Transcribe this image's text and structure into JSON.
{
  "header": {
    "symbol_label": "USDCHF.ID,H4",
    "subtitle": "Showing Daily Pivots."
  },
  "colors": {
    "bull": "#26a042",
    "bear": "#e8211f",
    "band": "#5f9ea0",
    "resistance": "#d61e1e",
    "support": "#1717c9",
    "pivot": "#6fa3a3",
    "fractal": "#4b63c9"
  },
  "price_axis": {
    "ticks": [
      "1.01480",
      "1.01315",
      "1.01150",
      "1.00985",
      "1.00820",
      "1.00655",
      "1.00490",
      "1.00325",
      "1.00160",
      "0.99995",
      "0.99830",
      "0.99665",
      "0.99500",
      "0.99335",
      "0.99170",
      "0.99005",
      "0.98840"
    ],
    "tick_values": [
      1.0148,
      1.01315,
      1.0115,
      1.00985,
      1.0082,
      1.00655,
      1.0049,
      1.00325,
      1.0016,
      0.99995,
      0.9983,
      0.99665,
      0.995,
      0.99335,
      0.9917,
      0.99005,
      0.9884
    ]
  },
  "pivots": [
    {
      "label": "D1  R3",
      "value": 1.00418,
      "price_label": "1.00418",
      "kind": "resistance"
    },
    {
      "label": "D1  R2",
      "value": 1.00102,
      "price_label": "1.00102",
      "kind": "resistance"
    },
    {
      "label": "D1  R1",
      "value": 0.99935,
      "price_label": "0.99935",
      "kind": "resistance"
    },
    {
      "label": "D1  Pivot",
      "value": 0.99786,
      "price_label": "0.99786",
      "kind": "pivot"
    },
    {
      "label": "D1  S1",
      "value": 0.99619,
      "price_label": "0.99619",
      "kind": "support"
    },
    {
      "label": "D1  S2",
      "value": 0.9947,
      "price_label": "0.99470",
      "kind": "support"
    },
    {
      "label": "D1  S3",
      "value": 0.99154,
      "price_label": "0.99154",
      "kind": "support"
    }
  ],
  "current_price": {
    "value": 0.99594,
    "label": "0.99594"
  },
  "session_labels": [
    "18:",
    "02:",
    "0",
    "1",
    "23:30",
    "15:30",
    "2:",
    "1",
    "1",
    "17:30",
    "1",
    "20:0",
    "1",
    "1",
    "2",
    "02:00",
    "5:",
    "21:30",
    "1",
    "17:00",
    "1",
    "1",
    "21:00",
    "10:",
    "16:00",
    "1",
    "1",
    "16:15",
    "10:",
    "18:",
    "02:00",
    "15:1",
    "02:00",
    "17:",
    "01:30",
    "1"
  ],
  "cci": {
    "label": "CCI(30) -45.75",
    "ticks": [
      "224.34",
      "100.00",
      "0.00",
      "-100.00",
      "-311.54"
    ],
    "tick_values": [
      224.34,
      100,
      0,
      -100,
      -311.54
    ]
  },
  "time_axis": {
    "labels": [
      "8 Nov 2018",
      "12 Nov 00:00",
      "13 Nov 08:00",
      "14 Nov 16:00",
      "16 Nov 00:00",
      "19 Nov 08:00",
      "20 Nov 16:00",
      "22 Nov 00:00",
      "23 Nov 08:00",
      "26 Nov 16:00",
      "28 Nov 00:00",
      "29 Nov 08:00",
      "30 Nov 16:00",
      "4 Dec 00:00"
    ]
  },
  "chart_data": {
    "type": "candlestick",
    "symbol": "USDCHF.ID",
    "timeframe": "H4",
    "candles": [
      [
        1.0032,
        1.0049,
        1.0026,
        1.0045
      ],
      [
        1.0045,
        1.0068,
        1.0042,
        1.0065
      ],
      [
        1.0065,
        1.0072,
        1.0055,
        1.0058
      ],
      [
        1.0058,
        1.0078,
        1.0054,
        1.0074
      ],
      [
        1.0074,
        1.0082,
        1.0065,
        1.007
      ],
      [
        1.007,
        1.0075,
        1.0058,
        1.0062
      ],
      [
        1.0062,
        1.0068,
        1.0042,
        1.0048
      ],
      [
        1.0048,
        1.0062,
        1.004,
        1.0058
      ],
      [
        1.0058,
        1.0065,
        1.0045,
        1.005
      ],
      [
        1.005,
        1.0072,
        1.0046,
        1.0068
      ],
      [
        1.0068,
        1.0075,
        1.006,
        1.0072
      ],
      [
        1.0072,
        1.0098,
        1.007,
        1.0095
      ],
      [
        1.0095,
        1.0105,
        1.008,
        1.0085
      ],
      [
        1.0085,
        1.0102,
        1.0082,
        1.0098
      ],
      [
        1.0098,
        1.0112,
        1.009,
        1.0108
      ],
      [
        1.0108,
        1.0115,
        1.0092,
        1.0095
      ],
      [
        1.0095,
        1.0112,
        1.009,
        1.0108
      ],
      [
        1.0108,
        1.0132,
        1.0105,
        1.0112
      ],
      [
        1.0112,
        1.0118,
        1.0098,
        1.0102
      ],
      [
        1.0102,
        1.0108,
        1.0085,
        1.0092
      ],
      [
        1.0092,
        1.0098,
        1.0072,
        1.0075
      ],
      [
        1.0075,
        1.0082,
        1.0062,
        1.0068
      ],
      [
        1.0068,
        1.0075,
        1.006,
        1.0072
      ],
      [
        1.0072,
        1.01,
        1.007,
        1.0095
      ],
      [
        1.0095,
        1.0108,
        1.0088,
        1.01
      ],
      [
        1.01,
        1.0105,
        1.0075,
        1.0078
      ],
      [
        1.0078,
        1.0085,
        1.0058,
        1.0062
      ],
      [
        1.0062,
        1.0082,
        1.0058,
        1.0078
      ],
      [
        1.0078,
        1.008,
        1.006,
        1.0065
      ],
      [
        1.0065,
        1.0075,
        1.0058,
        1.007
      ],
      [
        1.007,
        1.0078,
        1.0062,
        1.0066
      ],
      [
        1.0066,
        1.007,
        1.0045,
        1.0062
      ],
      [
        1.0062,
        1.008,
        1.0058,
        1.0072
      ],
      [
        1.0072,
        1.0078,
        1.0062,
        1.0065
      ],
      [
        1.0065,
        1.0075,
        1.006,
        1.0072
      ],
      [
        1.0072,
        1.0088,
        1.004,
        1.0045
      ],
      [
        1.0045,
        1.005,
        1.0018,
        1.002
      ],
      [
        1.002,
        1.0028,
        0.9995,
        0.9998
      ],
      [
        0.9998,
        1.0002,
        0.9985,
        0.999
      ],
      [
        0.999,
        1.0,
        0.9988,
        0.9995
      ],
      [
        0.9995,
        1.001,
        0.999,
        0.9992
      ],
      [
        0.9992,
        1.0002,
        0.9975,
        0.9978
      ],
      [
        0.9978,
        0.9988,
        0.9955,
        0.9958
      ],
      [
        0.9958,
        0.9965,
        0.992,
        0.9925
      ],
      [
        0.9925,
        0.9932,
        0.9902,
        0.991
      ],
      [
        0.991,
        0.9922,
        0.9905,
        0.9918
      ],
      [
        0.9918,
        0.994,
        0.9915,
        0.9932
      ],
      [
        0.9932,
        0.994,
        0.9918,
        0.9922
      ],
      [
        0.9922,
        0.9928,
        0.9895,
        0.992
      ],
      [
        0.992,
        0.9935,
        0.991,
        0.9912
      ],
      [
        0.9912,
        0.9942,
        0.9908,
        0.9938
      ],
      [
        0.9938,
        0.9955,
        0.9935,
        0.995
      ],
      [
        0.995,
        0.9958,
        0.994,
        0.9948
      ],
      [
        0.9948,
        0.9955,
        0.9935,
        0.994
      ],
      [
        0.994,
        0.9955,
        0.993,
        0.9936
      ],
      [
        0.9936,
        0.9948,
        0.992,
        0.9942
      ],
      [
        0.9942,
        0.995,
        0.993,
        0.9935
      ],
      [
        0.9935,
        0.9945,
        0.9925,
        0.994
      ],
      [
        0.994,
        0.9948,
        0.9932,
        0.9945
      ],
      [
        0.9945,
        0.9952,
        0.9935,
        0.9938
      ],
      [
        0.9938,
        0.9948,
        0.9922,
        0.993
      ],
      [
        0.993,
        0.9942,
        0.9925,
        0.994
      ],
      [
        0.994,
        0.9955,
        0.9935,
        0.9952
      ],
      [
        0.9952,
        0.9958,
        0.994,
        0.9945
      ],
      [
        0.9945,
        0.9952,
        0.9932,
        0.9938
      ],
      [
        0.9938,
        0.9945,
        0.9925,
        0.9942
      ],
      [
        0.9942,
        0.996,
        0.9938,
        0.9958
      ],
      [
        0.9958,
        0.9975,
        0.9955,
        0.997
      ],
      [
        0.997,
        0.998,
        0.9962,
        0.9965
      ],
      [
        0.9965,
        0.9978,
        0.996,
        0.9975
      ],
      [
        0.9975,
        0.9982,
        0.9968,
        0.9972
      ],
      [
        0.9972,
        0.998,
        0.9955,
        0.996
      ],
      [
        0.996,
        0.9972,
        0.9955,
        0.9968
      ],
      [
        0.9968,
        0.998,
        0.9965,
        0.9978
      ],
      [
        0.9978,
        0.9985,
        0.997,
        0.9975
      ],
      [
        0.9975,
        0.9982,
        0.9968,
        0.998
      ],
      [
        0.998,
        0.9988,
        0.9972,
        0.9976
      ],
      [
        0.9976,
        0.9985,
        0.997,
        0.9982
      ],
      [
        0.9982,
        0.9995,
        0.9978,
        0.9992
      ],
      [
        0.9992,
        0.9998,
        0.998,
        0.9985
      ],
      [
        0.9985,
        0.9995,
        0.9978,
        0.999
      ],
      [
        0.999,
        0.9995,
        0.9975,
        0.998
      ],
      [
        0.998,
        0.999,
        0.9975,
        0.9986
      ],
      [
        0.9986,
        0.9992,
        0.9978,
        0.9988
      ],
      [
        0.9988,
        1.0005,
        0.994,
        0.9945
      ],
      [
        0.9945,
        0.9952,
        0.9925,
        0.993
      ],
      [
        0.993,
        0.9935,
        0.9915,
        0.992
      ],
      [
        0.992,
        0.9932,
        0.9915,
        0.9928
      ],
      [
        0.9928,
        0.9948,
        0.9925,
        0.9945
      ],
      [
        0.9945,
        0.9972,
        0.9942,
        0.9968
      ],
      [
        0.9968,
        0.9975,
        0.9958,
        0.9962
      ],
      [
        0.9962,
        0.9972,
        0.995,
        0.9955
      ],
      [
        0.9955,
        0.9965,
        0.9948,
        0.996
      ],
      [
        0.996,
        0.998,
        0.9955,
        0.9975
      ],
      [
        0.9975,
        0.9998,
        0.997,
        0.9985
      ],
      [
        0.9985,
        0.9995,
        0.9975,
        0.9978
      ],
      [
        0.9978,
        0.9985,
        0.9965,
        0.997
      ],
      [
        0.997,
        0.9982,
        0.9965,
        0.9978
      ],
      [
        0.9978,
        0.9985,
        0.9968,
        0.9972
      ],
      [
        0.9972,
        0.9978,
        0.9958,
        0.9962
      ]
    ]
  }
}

━━━━━━━━

§ Set task:
Looking at the records above, work out how many lines include the word "USDCHF", then give that number by itself.

§ Task output:
2